--- Task goal ---
Exclude all pictures, then copy each of the records exactly as written.

# start of Records supplied

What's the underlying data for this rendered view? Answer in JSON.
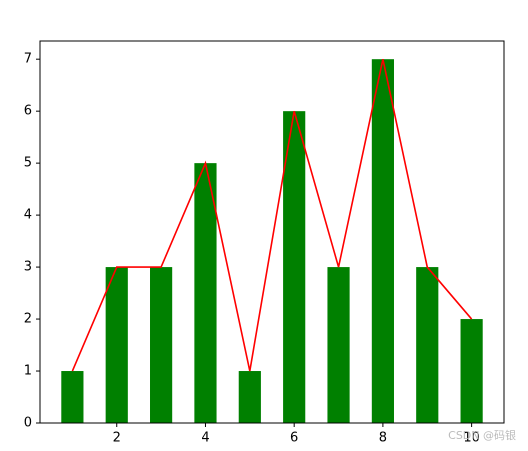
{
  "chart_data": {
    "type": "bar",
    "x": [
      1,
      2,
      3,
      4,
      5,
      6,
      7,
      8,
      9,
      10
    ],
    "series": [
      {
        "type": "bar",
        "color": "#008000",
        "values": [
          1,
          3,
          3,
          5,
          1,
          6,
          3,
          7,
          3,
          2
        ]
      },
      {
        "type": "line",
        "color": "#ff0000",
        "values": [
          1,
          3,
          3,
          5,
          1,
          6,
          3,
          7,
          3,
          2
        ]
      }
    ],
    "xlim": [
      0.27,
      10.73
    ],
    "xticks": [
      2,
      4,
      6,
      8,
      10
    ],
    "ylim": [
      0,
      7.35
    ],
    "yticks": [
      0,
      1,
      2,
      3,
      4,
      5,
      6,
      7
    ],
    "watermark": "CSDN @码银"
  }
}
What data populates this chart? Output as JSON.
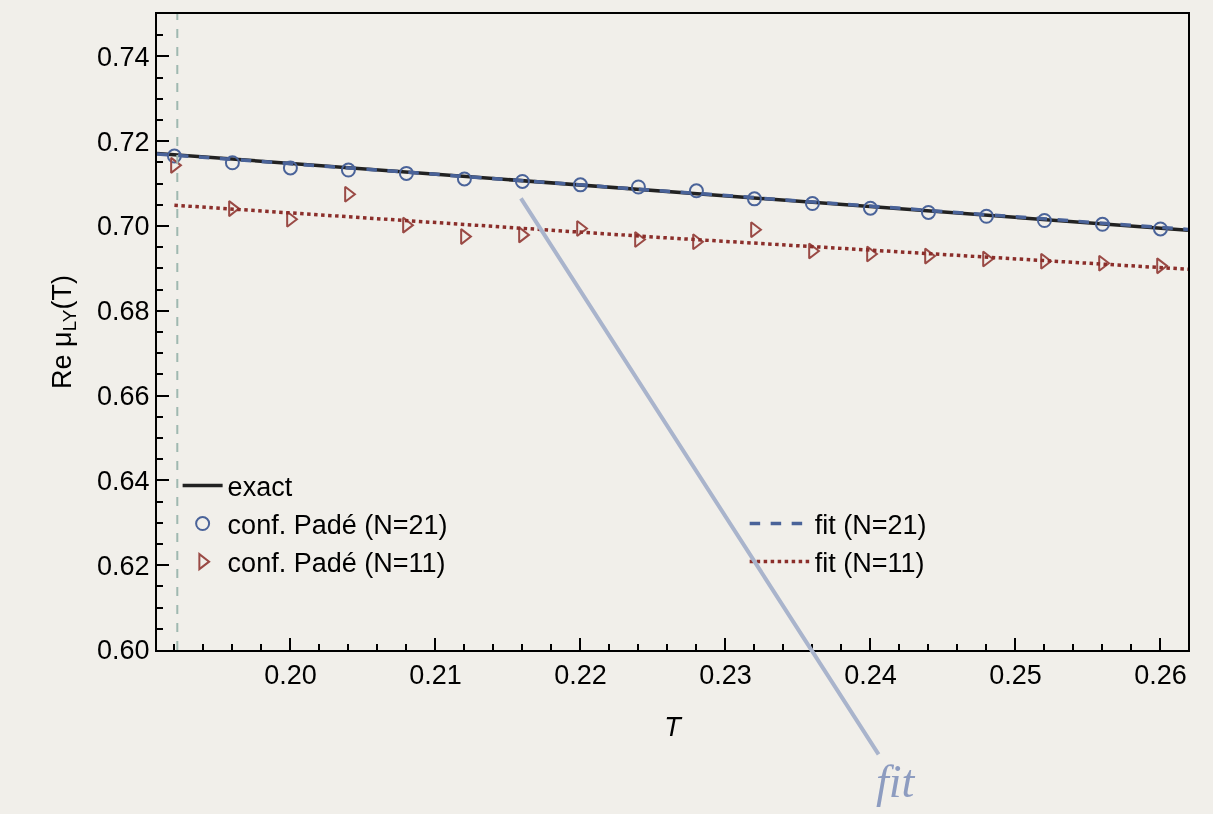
{
  "chart_data": {
    "type": "line",
    "xlabel": "T",
    "ylabel": "Re μ$_{LY}$(T)",
    "xlim": [
      0.1908,
      0.2619
    ],
    "ylim": [
      0.6,
      0.75
    ],
    "xticks": [
      {
        "value": 0.2,
        "label": "0.20"
      },
      {
        "value": 0.21,
        "label": "0.21"
      },
      {
        "value": 0.22,
        "label": "0.22"
      },
      {
        "value": 0.23,
        "label": "0.23"
      },
      {
        "value": 0.24,
        "label": "0.24"
      },
      {
        "value": 0.25,
        "label": "0.25"
      },
      {
        "value": 0.26,
        "label": "0.26"
      }
    ],
    "yticks": [
      {
        "value": 0.6,
        "label": "0.60"
      },
      {
        "value": 0.62,
        "label": "0.62"
      },
      {
        "value": 0.64,
        "label": "0.64"
      },
      {
        "value": 0.66,
        "label": "0.66"
      },
      {
        "value": 0.68,
        "label": "0.68"
      },
      {
        "value": 0.7,
        "label": "0.70"
      },
      {
        "value": 0.72,
        "label": "0.72"
      },
      {
        "value": 0.74,
        "label": "0.74"
      }
    ],
    "grid": false,
    "legend": "bottom left",
    "series": [
      {
        "name": "exact",
        "color": "#222222",
        "line_style": "solid",
        "marker": "none",
        "x": [
          0.1908,
          0.2619
        ],
        "values": [
          0.7171,
          0.699
        ]
      },
      {
        "name": "conf. Padé (N=21)",
        "type": "scatter",
        "color": "#4a6399",
        "marker": "circle",
        "x": [
          0.192,
          0.196,
          0.2,
          0.204,
          0.208,
          0.212,
          0.216,
          0.22,
          0.224,
          0.228,
          0.232,
          0.236,
          0.24,
          0.244,
          0.248,
          0.252,
          0.256,
          0.26
        ],
        "values": [
          0.7165,
          0.7149,
          0.7137,
          0.7132,
          0.7124,
          0.7111,
          0.7105,
          0.7097,
          0.7092,
          0.7083,
          0.7064,
          0.7053,
          0.7042,
          0.7032,
          0.7023,
          0.7013,
          0.7004,
          0.6993
        ]
      },
      {
        "name": "conf. Padé (N=11)",
        "type": "scatter",
        "color": "#9a4a45",
        "marker": "triangle",
        "x": [
          0.192,
          0.196,
          0.2,
          0.204,
          0.208,
          0.212,
          0.216,
          0.22,
          0.224,
          0.228,
          0.232,
          0.236,
          0.24,
          0.244,
          0.248,
          0.252,
          0.256,
          0.26
        ],
        "values": [
          0.7143,
          0.7041,
          0.7016,
          0.7075,
          0.7002,
          0.6975,
          0.6979,
          0.6994,
          0.6968,
          0.6963,
          0.6991,
          0.6941,
          0.6934,
          0.6929,
          0.6922,
          0.6917,
          0.6912,
          0.6906
        ]
      },
      {
        "name": "fit (N=21)",
        "color": "#4a6399",
        "line_style": "dashed",
        "marker": "none",
        "x": [
          0.1908,
          0.2619
        ],
        "values": [
          0.717,
          0.6992
        ]
      },
      {
        "name": "fit (N=11)",
        "color": "#8b2e2a",
        "line_style": "dotted",
        "marker": "none",
        "x": [
          0.192,
          0.2255,
          0.2619
        ],
        "values": [
          0.7049,
          0.6973,
          0.6898
        ]
      }
    ],
    "ref_lines": [
      {
        "axis": "x",
        "value": 0.1922,
        "color": "#9fb8b0",
        "line_style": "dashed"
      }
    ],
    "annotations": [
      "fit"
    ]
  }
}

# end of Records supplied

--- Exercise solution ---
What's the underlying data for this rendered view? Answer in JSON.
{
  "chart_data": {
    "type": "bar",
    "x": [
      1,
      2,
      3,
      4,
      5,
      6,
      7,
      8,
      9,
      10
    ],
    "series": [
      {
        "type": "bar",
        "color": "#008000",
        "values": [
          1,
          3,
          3,
          5,
          1,
          6,
          3,
          7,
          3,
          2
        ]
      },
      {
        "type": "line",
        "color": "#ff0000",
        "values": [
          1,
          3,
          3,
          5,
          1,
          6,
          3,
          7,
          3,
          2
        ]
      }
    ],
    "xlim": [
      0.27,
      10.73
    ],
    "xticks": [
      2,
      4,
      6,
      8,
      10
    ],
    "ylim": [
      0,
      7.35
    ],
    "yticks": [
      0,
      1,
      2,
      3,
      4,
      5,
      6,
      7
    ],
    "watermark": "CSDN @码银"
  }
}
What data populates this chart? Output as JSON.
{
  "chart_data": {
    "type": "line",
    "xlabel": "T",
    "ylabel": "Re μ$_{LY}$(T)",
    "xlim": [
      0.1908,
      0.2619
    ],
    "ylim": [
      0.6,
      0.75
    ],
    "xticks": [
      {
        "value": 0.2,
        "label": "0.20"
      },
      {
        "value": 0.21,
        "label": "0.21"
      },
      {
        "value": 0.22,
        "label": "0.22"
      },
      {
        "value": 0.23,
        "label": "0.23"
      },
      {
        "value": 0.24,
        "label": "0.24"
      },
      {
        "value": 0.25,
        "label": "0.25"
      },
      {
        "value": 0.26,
        "label": "0.26"
      }
    ],
    "yticks": [
      {
        "value": 0.6,
        "label": "0.60"
      },
      {
        "value": 0.62,
        "label": "0.62"
      },
      {
        "value": 0.64,
        "label": "0.64"
      },
      {
        "value": 0.66,
        "label": "0.66"
      },
      {
        "value": 0.68,
        "label": "0.68"
      },
      {
        "value": 0.7,
        "label": "0.70"
      },
      {
        "value": 0.72,
        "label": "0.72"
      },
      {
        "value": 0.74,
        "label": "0.74"
      }
    ],
    "grid": false,
    "legend": "bottom left",
    "series": [
      {
        "name": "exact",
        "color": "#222222",
        "line_style": "solid",
        "marker": "none",
        "x": [
          0.1908,
          0.2619
        ],
        "values": [
          0.7171,
          0.699
        ]
      },
      {
        "name": "conf. Padé (N=21)",
        "type": "scatter",
        "color": "#4a6399",
        "marker": "circle",
        "x": [
          0.192,
          0.196,
          0.2,
          0.204,
          0.208,
          0.212,
          0.216,
          0.22,
          0.224,
          0.228,
          0.232,
          0.236,
          0.24,
          0.244,
          0.248,
          0.252,
          0.256,
          0.26
        ],
        "values": [
          0.7165,
          0.7149,
          0.7137,
          0.7132,
          0.7124,
          0.7111,
          0.7105,
          0.7097,
          0.7092,
          0.7083,
          0.7064,
          0.7053,
          0.7042,
          0.7032,
          0.7023,
          0.7013,
          0.7004,
          0.6993
        ]
      },
      {
        "name": "conf. Padé (N=11)",
        "type": "scatter",
        "color": "#9a4a45",
        "marker": "triangle",
        "x": [
          0.192,
          0.196,
          0.2,
          0.204,
          0.208,
          0.212,
          0.216,
          0.22,
          0.224,
          0.228,
          0.232,
          0.236,
          0.24,
          0.244,
          0.248,
          0.252,
          0.256,
          0.26
        ],
        "values": [
          0.7143,
          0.7041,
          0.7016,
          0.7075,
          0.7002,
          0.6975,
          0.6979,
          0.6994,
          0.6968,
          0.6963,
          0.6991,
          0.6941,
          0.6934,
          0.6929,
          0.6922,
          0.6917,
          0.6912,
          0.6906
        ]
      },
      {
        "name": "fit (N=21)",
        "color": "#4a6399",
        "line_style": "dashed",
        "marker": "none",
        "x": [
          0.1908,
          0.2619
        ],
        "values": [
          0.717,
          0.6992
        ]
      },
      {
        "name": "fit (N=11)",
        "color": "#8b2e2a",
        "line_style": "dotted",
        "marker": "none",
        "x": [
          0.192,
          0.2255,
          0.2619
        ],
        "values": [
          0.7049,
          0.6973,
          0.6898
        ]
      }
    ],
    "ref_lines": [
      {
        "axis": "x",
        "value": 0.1922,
        "color": "#9fb8b0",
        "line_style": "dashed"
      }
    ],
    "annotations": [
      "fit"
    ]
  }
}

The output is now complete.